### SOURCE MATERIAL ###
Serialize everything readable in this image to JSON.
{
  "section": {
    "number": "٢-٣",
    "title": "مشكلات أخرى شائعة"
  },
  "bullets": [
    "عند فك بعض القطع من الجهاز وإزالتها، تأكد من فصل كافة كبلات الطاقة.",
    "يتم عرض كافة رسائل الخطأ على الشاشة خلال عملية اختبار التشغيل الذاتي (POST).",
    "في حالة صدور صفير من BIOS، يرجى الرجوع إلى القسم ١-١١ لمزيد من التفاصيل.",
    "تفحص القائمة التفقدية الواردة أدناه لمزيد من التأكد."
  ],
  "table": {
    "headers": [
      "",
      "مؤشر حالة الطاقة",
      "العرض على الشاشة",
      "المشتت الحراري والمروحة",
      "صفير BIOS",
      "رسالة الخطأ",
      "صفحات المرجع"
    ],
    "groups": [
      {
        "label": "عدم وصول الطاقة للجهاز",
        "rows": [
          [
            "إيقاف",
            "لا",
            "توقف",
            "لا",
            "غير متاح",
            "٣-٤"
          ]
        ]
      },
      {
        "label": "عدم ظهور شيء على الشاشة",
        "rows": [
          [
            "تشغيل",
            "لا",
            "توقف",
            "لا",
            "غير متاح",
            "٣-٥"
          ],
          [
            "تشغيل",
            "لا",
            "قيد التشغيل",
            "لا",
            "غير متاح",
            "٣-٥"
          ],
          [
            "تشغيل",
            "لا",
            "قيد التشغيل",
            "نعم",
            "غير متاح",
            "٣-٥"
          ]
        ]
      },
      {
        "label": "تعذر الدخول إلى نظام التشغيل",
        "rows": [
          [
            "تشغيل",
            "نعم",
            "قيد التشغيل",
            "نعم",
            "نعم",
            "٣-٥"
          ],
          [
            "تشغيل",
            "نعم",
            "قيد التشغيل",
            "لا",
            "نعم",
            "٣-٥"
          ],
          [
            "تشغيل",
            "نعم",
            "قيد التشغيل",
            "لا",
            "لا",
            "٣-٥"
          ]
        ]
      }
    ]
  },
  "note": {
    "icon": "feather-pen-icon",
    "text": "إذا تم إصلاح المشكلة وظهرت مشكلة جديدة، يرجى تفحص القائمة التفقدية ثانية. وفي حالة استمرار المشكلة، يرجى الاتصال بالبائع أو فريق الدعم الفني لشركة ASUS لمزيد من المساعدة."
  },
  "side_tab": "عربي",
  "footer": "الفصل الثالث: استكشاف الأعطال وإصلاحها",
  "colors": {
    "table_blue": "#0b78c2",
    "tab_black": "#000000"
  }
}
###
EXERCISE:
Your task is to print all of the records exactly.

WORKED ANSWER:
Serialize everything readable in this image to JSON.
{
  "section": {
    "number": "٢-٣",
    "title": "مشكلات أخرى شائعة"
  },
  "bullets": [
    "عند فك بعض القطع من الجهاز وإزالتها، تأكد من فصل كافة كبلات الطاقة.",
    "يتم عرض كافة رسائل الخطأ على الشاشة خلال عملية اختبار التشغيل الذاتي (POST).",
    "في حالة صدور صفير من BIOS، يرجى الرجوع إلى القسم ١-١١ لمزيد من التفاصيل.",
    "تفحص القائمة التفقدية الواردة أدناه لمزيد من التأكد."
  ],
  "table": {
    "headers": [
      "",
      "مؤشر حالة الطاقة",
      "العرض على الشاشة",
      "المشتت الحراري والمروحة",
      "صفير BIOS",
      "رسالة الخطأ",
      "صفحات المرجع"
    ],
    "groups": [
      {
        "label": "عدم وصول الطاقة للجهاز",
        "rows": [
          [
            "إيقاف",
            "لا",
            "توقف",
            "لا",
            "غير متاح",
            "٣-٤"
          ]
        ]
      },
      {
        "label": "عدم ظهور شيء على الشاشة",
        "rows": [
          [
            "تشغيل",
            "لا",
            "توقف",
            "لا",
            "غير متاح",
            "٣-٥"
          ],
          [
            "تشغيل",
            "لا",
            "قيد التشغيل",
            "لا",
            "غير متاح",
            "٣-٥"
          ],
          [
            "تشغيل",
            "لا",
            "قيد التشغيل",
            "نعم",
            "غير متاح",
            "٣-٥"
          ]
        ]
      },
      {
        "label": "تعذر الدخول إلى نظام التشغيل",
        "rows": [
          [
            "تشغيل",
            "نعم",
            "قيد التشغيل",
            "نعم",
            "نعم",
            "٣-٥"
          ],
          [
            "تشغيل",
            "نعم",
            "قيد التشغيل",
            "لا",
            "نعم",
            "٣-٥"
          ],
          [
            "تشغيل",
            "نعم",
            "قيد التشغيل",
            "لا",
            "لا",
            "٣-٥"
          ]
        ]
      }
    ]
  },
  "note": {
    "icon": "feather-pen-icon",
    "text": "إذا تم إصلاح المشكلة وظهرت مشكلة جديدة، يرجى تفحص القائمة التفقدية ثانية. وفي حالة استمرار المشكلة، يرجى الاتصال بالبائع أو فريق الدعم الفني لشركة ASUS لمزيد من المساعدة."
  },
  "side_tab": "عربي",
  "footer": "الفصل الثالث: استكشاف الأعطال وإصلاحها",
  "colors": {
    "table_blue": "#0b78c2",
    "tab_black": "#000000"
  }
}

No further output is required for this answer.